**WHAT IS NEEDED**
In the entries that follow, how many lines hold the string "JSON"? Give only that number.

** begin DATA TO PROCESS **

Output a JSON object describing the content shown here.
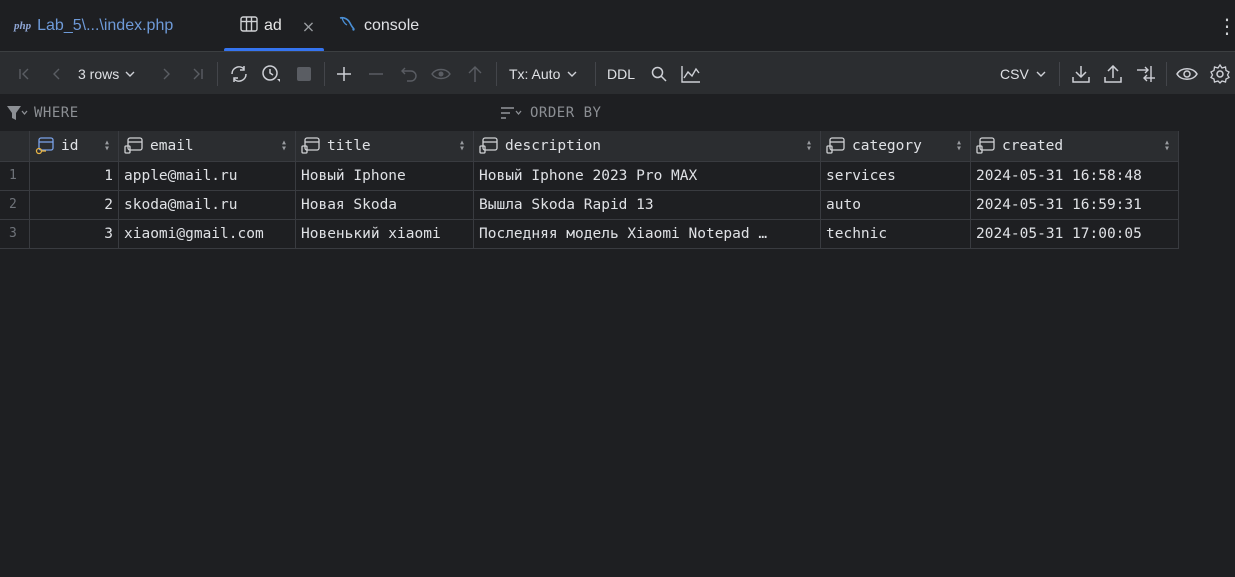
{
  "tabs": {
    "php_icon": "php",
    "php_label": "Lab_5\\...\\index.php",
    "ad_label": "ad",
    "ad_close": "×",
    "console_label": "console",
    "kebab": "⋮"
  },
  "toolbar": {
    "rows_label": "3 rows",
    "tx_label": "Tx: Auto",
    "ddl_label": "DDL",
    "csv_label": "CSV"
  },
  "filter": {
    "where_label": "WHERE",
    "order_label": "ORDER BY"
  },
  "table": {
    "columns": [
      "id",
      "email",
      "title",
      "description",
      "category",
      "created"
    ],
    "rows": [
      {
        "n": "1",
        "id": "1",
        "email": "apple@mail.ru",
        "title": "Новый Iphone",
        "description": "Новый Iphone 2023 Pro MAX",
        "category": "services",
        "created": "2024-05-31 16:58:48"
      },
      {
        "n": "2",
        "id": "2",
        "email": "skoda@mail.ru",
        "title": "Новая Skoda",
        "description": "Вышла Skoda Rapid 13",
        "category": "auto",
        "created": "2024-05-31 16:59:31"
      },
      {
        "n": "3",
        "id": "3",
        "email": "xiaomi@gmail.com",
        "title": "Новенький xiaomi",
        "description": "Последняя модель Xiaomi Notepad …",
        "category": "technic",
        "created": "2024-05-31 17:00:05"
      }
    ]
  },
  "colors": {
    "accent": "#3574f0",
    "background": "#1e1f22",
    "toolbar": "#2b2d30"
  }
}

** end DATA TO PROCESS **
** begin DATA TO PROCESS **

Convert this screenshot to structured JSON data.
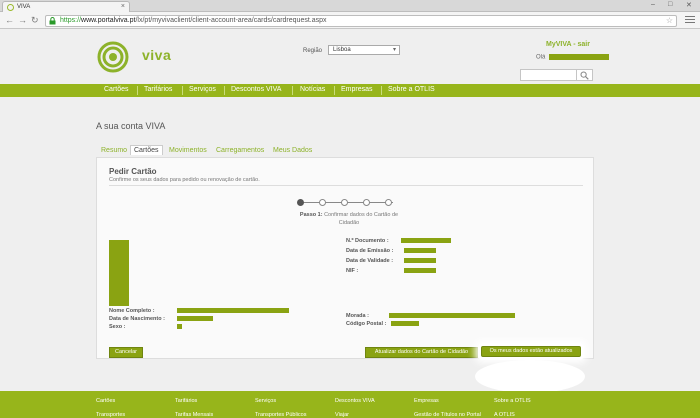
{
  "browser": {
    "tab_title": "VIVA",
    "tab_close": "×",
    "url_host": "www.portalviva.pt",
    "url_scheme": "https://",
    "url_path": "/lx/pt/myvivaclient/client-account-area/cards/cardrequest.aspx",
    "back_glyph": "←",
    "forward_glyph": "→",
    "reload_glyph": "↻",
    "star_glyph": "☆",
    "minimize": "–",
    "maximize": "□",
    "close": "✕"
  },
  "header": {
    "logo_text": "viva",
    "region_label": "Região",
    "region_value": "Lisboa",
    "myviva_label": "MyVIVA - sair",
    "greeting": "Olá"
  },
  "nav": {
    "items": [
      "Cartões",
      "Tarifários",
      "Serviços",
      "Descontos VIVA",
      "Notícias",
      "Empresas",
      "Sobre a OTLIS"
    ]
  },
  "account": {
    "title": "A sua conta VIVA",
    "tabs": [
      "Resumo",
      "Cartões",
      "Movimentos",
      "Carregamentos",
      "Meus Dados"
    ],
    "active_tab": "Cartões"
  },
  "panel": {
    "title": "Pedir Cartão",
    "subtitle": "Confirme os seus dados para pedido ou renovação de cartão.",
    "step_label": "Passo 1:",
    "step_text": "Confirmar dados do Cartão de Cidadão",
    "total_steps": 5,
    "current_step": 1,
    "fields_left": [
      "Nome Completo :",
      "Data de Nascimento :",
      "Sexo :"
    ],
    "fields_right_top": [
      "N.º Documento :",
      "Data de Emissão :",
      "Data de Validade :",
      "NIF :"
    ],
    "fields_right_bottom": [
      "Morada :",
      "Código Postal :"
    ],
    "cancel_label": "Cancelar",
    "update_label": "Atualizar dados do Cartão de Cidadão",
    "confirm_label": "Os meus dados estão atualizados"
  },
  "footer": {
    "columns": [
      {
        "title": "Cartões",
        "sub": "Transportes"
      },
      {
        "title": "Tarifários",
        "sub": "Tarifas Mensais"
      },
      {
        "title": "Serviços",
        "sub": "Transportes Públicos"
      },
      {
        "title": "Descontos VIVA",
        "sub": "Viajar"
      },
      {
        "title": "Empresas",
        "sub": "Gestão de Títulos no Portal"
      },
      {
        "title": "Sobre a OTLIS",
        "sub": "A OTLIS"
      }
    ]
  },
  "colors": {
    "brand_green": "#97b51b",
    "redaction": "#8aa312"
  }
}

** end DATA TO PROCESS **

**EXERCISE RESULT**
2